[Aim of the exercise] Where the word "document" occurs in a line, return that line.

[Record list]
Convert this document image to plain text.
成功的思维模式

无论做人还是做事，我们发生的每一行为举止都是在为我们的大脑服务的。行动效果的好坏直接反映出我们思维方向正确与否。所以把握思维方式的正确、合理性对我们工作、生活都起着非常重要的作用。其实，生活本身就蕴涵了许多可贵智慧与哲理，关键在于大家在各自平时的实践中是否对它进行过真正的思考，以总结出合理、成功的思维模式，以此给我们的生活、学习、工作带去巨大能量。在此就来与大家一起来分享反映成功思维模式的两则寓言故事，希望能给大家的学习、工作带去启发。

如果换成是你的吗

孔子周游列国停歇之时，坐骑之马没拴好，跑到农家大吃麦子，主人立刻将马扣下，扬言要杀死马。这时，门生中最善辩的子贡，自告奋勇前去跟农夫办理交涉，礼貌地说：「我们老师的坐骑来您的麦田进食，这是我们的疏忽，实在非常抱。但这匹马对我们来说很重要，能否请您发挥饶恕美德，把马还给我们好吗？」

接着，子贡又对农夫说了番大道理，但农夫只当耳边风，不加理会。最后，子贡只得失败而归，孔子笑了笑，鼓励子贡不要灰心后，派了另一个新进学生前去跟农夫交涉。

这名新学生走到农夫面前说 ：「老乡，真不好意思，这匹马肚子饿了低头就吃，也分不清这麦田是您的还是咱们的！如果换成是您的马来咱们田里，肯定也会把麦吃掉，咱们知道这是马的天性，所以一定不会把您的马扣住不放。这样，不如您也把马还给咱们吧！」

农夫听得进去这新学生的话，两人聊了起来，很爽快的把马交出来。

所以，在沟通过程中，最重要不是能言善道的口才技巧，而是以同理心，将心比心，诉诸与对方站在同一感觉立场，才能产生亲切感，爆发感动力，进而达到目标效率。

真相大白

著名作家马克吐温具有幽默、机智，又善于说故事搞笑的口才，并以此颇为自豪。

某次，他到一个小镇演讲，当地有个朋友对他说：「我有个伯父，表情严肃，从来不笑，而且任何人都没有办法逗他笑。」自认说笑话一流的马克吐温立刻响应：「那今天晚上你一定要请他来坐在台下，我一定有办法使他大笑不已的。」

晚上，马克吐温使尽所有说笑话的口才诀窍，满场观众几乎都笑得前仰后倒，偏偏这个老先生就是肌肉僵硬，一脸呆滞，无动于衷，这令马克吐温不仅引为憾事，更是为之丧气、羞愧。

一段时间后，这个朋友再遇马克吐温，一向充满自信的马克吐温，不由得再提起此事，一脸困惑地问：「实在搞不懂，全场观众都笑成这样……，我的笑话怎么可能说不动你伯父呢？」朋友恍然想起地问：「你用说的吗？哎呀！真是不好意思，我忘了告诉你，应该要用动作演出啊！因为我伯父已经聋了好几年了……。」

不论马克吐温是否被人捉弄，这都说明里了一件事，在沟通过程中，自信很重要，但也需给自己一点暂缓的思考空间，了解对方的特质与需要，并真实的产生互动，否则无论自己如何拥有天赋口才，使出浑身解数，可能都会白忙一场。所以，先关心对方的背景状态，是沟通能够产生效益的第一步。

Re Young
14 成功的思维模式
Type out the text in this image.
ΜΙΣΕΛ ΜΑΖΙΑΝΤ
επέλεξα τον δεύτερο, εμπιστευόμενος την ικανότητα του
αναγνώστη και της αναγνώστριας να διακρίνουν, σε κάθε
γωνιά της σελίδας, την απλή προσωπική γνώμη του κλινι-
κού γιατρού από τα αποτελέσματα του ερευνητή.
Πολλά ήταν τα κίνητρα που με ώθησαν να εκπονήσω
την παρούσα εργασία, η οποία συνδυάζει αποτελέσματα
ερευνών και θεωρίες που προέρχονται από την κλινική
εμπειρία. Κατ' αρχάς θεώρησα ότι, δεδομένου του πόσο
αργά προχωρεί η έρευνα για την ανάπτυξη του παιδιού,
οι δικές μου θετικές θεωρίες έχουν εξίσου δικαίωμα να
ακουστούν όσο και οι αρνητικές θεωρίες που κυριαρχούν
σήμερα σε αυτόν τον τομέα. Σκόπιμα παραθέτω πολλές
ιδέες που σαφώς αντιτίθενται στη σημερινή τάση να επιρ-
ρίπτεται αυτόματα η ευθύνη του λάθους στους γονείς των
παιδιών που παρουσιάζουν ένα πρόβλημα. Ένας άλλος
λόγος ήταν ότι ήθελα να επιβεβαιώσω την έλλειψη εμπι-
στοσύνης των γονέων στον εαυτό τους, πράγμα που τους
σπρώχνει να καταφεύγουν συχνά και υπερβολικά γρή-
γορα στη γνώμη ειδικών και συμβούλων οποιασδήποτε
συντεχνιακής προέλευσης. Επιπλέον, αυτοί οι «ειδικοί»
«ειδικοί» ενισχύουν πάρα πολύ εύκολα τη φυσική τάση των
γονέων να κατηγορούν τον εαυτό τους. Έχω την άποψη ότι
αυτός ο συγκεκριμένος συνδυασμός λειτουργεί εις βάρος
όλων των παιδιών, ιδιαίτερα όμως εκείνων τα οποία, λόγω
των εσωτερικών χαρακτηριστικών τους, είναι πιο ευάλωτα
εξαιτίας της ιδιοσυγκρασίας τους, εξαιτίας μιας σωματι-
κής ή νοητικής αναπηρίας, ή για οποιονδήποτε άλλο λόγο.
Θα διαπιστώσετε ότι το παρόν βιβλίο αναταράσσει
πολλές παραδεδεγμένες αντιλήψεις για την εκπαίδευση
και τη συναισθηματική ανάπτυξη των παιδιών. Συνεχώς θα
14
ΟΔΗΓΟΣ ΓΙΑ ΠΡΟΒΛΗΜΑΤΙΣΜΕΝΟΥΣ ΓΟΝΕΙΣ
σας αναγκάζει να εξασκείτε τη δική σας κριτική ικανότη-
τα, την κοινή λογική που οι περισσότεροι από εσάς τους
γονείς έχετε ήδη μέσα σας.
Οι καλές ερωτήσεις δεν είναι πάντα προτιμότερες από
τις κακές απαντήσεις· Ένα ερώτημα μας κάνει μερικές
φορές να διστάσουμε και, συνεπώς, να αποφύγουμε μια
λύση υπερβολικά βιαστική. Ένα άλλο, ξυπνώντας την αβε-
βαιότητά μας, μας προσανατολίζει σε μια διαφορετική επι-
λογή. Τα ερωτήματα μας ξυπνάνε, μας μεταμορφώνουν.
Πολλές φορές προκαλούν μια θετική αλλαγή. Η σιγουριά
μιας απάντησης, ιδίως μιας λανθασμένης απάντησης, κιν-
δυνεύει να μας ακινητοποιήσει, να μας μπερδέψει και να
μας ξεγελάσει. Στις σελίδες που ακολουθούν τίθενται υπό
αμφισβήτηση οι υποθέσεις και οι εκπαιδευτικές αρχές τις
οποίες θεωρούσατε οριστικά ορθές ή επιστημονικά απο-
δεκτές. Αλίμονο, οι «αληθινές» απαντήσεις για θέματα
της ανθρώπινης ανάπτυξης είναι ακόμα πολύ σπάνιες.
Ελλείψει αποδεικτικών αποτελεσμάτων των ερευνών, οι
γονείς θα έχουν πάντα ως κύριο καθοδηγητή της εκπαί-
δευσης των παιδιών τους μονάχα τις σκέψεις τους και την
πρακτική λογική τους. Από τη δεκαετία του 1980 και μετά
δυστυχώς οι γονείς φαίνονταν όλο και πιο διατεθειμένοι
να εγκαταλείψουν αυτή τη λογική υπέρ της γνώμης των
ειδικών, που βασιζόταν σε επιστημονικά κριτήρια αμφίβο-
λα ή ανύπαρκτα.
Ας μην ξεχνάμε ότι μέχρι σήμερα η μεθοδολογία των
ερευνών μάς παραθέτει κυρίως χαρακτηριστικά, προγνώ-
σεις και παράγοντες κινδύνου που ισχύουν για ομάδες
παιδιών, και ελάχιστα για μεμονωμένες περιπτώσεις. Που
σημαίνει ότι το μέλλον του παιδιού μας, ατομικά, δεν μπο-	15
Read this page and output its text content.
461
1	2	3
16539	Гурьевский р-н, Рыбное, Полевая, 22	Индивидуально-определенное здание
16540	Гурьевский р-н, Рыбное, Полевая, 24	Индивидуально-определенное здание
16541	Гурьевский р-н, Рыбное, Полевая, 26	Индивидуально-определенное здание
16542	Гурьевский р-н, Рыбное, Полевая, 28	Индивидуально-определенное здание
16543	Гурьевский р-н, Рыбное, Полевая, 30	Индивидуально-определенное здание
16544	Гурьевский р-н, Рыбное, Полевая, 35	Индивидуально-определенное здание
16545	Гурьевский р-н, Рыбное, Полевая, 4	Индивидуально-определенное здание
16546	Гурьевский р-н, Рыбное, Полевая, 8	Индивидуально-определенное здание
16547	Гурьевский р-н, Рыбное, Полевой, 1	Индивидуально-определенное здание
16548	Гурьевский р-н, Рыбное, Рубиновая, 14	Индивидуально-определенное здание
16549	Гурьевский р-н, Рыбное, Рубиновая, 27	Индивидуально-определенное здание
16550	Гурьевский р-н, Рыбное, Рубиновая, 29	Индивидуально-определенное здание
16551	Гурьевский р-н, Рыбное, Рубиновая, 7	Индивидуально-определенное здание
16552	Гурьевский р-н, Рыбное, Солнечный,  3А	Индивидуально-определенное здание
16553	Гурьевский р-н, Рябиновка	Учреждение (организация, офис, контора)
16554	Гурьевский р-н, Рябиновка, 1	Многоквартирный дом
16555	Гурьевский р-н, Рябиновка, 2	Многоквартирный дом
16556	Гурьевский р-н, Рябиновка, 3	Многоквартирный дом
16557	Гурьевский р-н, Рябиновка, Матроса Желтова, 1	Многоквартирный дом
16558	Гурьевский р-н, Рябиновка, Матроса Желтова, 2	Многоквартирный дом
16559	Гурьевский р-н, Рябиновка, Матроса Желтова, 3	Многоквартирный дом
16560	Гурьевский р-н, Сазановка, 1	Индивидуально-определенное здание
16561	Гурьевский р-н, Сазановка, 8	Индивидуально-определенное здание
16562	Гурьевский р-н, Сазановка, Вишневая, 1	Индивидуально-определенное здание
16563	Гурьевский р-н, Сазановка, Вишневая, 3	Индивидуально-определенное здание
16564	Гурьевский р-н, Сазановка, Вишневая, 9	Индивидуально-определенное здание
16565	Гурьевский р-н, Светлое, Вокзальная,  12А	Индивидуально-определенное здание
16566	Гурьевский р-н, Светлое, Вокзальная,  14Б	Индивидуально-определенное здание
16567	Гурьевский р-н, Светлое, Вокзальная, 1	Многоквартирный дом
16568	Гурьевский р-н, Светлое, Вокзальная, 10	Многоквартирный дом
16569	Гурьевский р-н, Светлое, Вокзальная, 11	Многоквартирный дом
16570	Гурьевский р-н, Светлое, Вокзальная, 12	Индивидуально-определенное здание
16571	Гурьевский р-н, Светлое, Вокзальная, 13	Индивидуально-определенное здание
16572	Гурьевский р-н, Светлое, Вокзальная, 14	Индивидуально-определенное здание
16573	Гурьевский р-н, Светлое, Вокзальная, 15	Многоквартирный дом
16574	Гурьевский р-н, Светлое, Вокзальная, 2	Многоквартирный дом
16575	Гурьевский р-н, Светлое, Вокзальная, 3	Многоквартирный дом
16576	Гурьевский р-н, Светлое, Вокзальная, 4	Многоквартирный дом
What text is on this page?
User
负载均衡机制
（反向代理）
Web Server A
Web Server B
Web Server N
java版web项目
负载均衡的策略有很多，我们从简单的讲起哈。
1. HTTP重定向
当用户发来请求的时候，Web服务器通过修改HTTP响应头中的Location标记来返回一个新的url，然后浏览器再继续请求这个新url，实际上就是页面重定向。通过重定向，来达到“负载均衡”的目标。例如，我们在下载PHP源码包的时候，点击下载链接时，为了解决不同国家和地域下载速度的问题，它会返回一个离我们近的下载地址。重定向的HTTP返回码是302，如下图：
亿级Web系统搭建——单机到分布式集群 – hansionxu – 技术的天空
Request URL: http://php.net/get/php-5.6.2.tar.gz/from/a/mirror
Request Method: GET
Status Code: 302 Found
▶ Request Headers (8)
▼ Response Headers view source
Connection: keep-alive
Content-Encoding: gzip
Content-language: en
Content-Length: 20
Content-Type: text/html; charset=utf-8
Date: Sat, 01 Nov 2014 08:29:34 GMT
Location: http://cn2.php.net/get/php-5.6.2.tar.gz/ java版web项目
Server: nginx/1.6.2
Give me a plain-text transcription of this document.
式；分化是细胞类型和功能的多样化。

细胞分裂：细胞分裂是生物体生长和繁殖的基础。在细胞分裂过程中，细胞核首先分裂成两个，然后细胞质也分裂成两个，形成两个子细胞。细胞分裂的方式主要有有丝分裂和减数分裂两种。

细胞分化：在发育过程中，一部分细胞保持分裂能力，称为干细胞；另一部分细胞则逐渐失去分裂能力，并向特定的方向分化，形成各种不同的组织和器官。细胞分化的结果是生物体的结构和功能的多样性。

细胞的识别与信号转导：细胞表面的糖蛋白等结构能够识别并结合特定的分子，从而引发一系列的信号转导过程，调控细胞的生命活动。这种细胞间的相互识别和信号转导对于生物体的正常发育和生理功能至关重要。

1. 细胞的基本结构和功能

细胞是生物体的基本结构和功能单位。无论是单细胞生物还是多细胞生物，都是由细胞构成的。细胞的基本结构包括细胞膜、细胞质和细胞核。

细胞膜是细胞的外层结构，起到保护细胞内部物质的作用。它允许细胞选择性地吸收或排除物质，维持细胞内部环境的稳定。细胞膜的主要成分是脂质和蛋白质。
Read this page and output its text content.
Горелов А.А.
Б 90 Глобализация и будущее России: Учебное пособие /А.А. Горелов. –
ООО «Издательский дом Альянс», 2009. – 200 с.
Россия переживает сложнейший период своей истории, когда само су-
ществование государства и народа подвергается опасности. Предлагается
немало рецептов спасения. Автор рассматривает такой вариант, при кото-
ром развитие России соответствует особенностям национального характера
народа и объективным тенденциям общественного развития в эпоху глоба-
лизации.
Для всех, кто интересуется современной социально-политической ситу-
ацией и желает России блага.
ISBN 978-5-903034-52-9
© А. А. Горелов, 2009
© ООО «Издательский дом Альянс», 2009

[Answer to the exercise]
Convert this document image to plain text.
Give me a plain-text transcription of this document.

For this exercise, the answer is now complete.